Entries with figure data:
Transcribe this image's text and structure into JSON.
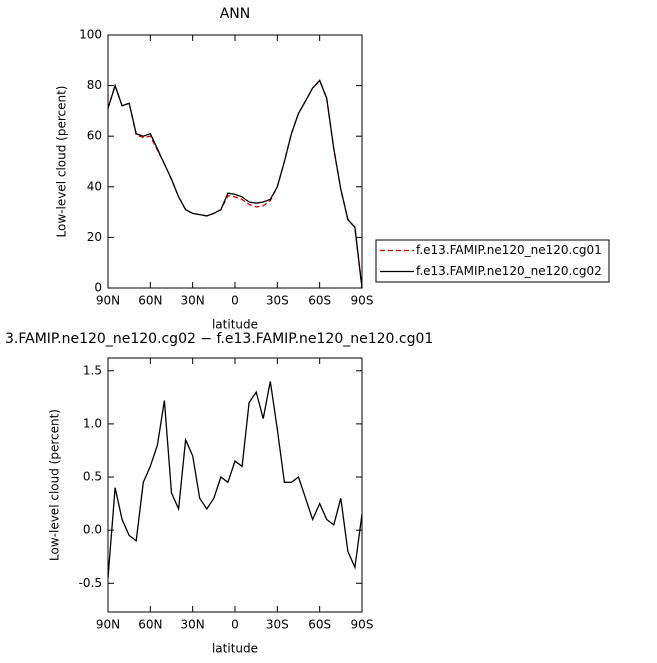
{
  "chart_data": [
    {
      "type": "line",
      "title": "ANN",
      "xlabel": "latitude",
      "ylabel": "Low-level cloud (percent)",
      "x": [
        90,
        85,
        80,
        75,
        70,
        65,
        60,
        55,
        50,
        45,
        40,
        35,
        30,
        25,
        20,
        15,
        10,
        5,
        0,
        -5,
        -10,
        -15,
        -20,
        -25,
        -30,
        -35,
        -40,
        -45,
        -50,
        -55,
        -60,
        -65,
        -70,
        -75,
        -80,
        -85,
        -90
      ],
      "series": [
        {
          "name": "f.e13.FAMIP.ne120_ne120.cg01",
          "color": "#d40000",
          "dashed": true,
          "values": [
            71,
            80,
            72,
            73,
            60.5,
            59.5,
            60,
            54.5,
            49,
            43,
            36,
            31,
            29.5,
            29,
            28.5,
            29.5,
            31,
            36.5,
            36,
            35,
            33,
            32,
            32.5,
            34.5,
            40,
            50,
            61,
            69,
            74,
            79,
            82,
            75,
            55,
            39,
            27,
            24,
            0
          ]
        },
        {
          "name": "f.e13.FAMIP.ne120_ne120.cg02",
          "color": "#000000",
          "dashed": false,
          "values": [
            71,
            80,
            72,
            73,
            61,
            60,
            61,
            55,
            49,
            43,
            36,
            31,
            29.5,
            29,
            28.5,
            29.5,
            31,
            37.5,
            37,
            36,
            34,
            33.5,
            34,
            35,
            40,
            50,
            61,
            69,
            74,
            79,
            82,
            75,
            55,
            39,
            27,
            24,
            0
          ]
        }
      ],
      "xlim": [
        90,
        -90
      ],
      "xticks": [
        {
          "value": 90,
          "label": "90N"
        },
        {
          "value": 60,
          "label": "60N"
        },
        {
          "value": 30,
          "label": "30N"
        },
        0,
        {
          "value": -30,
          "label": "30S"
        },
        {
          "value": -60,
          "label": "60S"
        },
        {
          "value": -90,
          "label": "90S"
        }
      ],
      "ylim": [
        0,
        100
      ],
      "yticks": [
        0,
        20,
        40,
        60,
        80,
        100
      ],
      "legend": "right"
    },
    {
      "type": "line",
      "title": "3.FAMIP.ne120_ne120.cg02 − f.e13.FAMIP.ne120_ne120.cg01",
      "xlabel": "latitude",
      "ylabel": "Low-level cloud (percent)",
      "x": [
        90,
        85,
        80,
        75,
        70,
        65,
        60,
        55,
        50,
        45,
        40,
        35,
        30,
        25,
        20,
        15,
        10,
        5,
        0,
        -5,
        -10,
        -15,
        -20,
        -25,
        -30,
        -35,
        -40,
        -45,
        -50,
        -55,
        -60,
        -65,
        -70,
        -75,
        -80,
        -85,
        -90
      ],
      "series": [
        {
          "color": "#000000",
          "dashed": false,
          "values": [
            -0.45,
            0.4,
            0.1,
            -0.05,
            -0.1,
            0.45,
            0.6,
            0.8,
            1.22,
            0.35,
            0.2,
            0.85,
            0.7,
            0.3,
            0.2,
            0.3,
            0.5,
            0.45,
            0.65,
            0.6,
            1.2,
            1.3,
            1.05,
            1.4,
            0.95,
            0.45,
            0.45,
            0.5,
            0.3,
            0.1,
            0.25,
            0.1,
            0.05,
            0.3,
            -0.2,
            -0.35,
            0.15
          ]
        }
      ],
      "xlim": [
        90,
        -90
      ],
      "xticks": [
        {
          "value": 90,
          "label": "90N"
        },
        {
          "value": 60,
          "label": "60N"
        },
        {
          "value": 30,
          "label": "30N"
        },
        0,
        {
          "value": -30,
          "label": "30S"
        },
        {
          "value": -60,
          "label": "60S"
        },
        {
          "value": -90,
          "label": "90S"
        }
      ],
      "ylim": [
        -0.77,
        1.62
      ],
      "yticks": [
        -0.5,
        {
          "value": 0,
          "label": "0.0"
        },
        0.5,
        {
          "value": 1,
          "label": "1.0"
        },
        1.5
      ]
    }
  ]
}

● What the task requires:
Transcribe every line in the entries above, taking out only the images.

● Solved exercise:
Transcribe this image's text and structure into JSON.
{
  "chart_data": [
    {
      "type": "line",
      "title": "ANN",
      "xlabel": "latitude",
      "ylabel": "Low-level cloud (percent)",
      "x": [
        90,
        85,
        80,
        75,
        70,
        65,
        60,
        55,
        50,
        45,
        40,
        35,
        30,
        25,
        20,
        15,
        10,
        5,
        0,
        -5,
        -10,
        -15,
        -20,
        -25,
        -30,
        -35,
        -40,
        -45,
        -50,
        -55,
        -60,
        -65,
        -70,
        -75,
        -80,
        -85,
        -90
      ],
      "series": [
        {
          "name": "f.e13.FAMIP.ne120_ne120.cg01",
          "color": "#d40000",
          "dashed": true,
          "values": [
            71,
            80,
            72,
            73,
            60.5,
            59.5,
            60,
            54.5,
            49,
            43,
            36,
            31,
            29.5,
            29,
            28.5,
            29.5,
            31,
            36.5,
            36,
            35,
            33,
            32,
            32.5,
            34.5,
            40,
            50,
            61,
            69,
            74,
            79,
            82,
            75,
            55,
            39,
            27,
            24,
            0
          ]
        },
        {
          "name": "f.e13.FAMIP.ne120_ne120.cg02",
          "color": "#000000",
          "dashed": false,
          "values": [
            71,
            80,
            72,
            73,
            61,
            60,
            61,
            55,
            49,
            43,
            36,
            31,
            29.5,
            29,
            28.5,
            29.5,
            31,
            37.5,
            37,
            36,
            34,
            33.5,
            34,
            35,
            40,
            50,
            61,
            69,
            74,
            79,
            82,
            75,
            55,
            39,
            27,
            24,
            0
          ]
        }
      ],
      "xlim": [
        90,
        -90
      ],
      "xticks": [
        {
          "value": 90,
          "label": "90N"
        },
        {
          "value": 60,
          "label": "60N"
        },
        {
          "value": 30,
          "label": "30N"
        },
        0,
        {
          "value": -30,
          "label": "30S"
        },
        {
          "value": -60,
          "label": "60S"
        },
        {
          "value": -90,
          "label": "90S"
        }
      ],
      "ylim": [
        0,
        100
      ],
      "yticks": [
        0,
        20,
        40,
        60,
        80,
        100
      ],
      "legend": "right"
    },
    {
      "type": "line",
      "title": "3.FAMIP.ne120_ne120.cg02 − f.e13.FAMIP.ne120_ne120.cg01",
      "xlabel": "latitude",
      "ylabel": "Low-level cloud (percent)",
      "x": [
        90,
        85,
        80,
        75,
        70,
        65,
        60,
        55,
        50,
        45,
        40,
        35,
        30,
        25,
        20,
        15,
        10,
        5,
        0,
        -5,
        -10,
        -15,
        -20,
        -25,
        -30,
        -35,
        -40,
        -45,
        -50,
        -55,
        -60,
        -65,
        -70,
        -75,
        -80,
        -85,
        -90
      ],
      "series": [
        {
          "color": "#000000",
          "dashed": false,
          "values": [
            -0.45,
            0.4,
            0.1,
            -0.05,
            -0.1,
            0.45,
            0.6,
            0.8,
            1.22,
            0.35,
            0.2,
            0.85,
            0.7,
            0.3,
            0.2,
            0.3,
            0.5,
            0.45,
            0.65,
            0.6,
            1.2,
            1.3,
            1.05,
            1.4,
            0.95,
            0.45,
            0.45,
            0.5,
            0.3,
            0.1,
            0.25,
            0.1,
            0.05,
            0.3,
            -0.2,
            -0.35,
            0.15
          ]
        }
      ],
      "xlim": [
        90,
        -90
      ],
      "xticks": [
        {
          "value": 90,
          "label": "90N"
        },
        {
          "value": 60,
          "label": "60N"
        },
        {
          "value": 30,
          "label": "30N"
        },
        0,
        {
          "value": -30,
          "label": "30S"
        },
        {
          "value": -60,
          "label": "60S"
        },
        {
          "value": -90,
          "label": "90S"
        }
      ],
      "ylim": [
        -0.77,
        1.62
      ],
      "yticks": [
        -0.5,
        {
          "value": 0,
          "label": "0.0"
        },
        0.5,
        {
          "value": 1,
          "label": "1.0"
        },
        1.5
      ]
    }
  ]
}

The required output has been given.